▸ Dataset items
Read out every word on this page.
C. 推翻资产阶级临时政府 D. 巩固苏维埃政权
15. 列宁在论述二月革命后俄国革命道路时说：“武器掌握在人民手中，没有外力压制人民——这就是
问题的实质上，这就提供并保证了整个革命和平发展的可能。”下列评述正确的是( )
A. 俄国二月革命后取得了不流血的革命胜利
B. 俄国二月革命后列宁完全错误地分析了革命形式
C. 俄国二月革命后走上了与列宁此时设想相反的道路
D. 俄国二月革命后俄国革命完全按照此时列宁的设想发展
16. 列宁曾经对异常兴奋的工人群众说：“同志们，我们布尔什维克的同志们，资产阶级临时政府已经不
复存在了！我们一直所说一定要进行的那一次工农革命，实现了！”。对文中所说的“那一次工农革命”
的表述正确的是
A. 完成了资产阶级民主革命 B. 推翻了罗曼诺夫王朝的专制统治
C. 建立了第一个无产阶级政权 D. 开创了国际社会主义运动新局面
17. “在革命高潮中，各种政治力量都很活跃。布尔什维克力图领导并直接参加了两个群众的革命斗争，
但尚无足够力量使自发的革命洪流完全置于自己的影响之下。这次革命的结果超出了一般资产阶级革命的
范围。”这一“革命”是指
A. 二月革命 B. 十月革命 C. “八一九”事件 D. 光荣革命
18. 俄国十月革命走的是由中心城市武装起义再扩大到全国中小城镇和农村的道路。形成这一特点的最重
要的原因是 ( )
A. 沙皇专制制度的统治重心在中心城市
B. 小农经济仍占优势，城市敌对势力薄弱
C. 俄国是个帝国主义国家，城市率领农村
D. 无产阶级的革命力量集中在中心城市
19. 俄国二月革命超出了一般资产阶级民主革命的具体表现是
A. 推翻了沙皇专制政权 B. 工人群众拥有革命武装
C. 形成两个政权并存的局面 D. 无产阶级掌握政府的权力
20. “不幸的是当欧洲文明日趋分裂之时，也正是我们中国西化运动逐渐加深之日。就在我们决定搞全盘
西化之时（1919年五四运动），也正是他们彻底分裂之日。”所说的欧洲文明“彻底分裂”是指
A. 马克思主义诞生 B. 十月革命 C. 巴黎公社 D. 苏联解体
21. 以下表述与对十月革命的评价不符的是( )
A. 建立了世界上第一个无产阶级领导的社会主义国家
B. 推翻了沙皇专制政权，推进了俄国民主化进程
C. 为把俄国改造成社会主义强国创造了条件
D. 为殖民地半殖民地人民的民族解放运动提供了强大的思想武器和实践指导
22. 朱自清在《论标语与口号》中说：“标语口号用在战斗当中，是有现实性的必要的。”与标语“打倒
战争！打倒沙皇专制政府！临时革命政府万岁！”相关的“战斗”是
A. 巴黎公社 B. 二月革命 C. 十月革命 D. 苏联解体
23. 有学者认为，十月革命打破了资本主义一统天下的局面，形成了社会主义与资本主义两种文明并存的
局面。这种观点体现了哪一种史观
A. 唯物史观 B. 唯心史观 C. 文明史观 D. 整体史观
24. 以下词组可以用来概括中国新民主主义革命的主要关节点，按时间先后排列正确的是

▸ SHORT TASK
Every line holding "苏联解体" should be copied out.

▸ RESULT OF THE TASK
A. 马克思主义诞生 B. 十月革命 C. 巴黎公社 D. 苏联解体
A. 巴黎公社 B. 二月革命 C. 十月革命 D. 苏联解体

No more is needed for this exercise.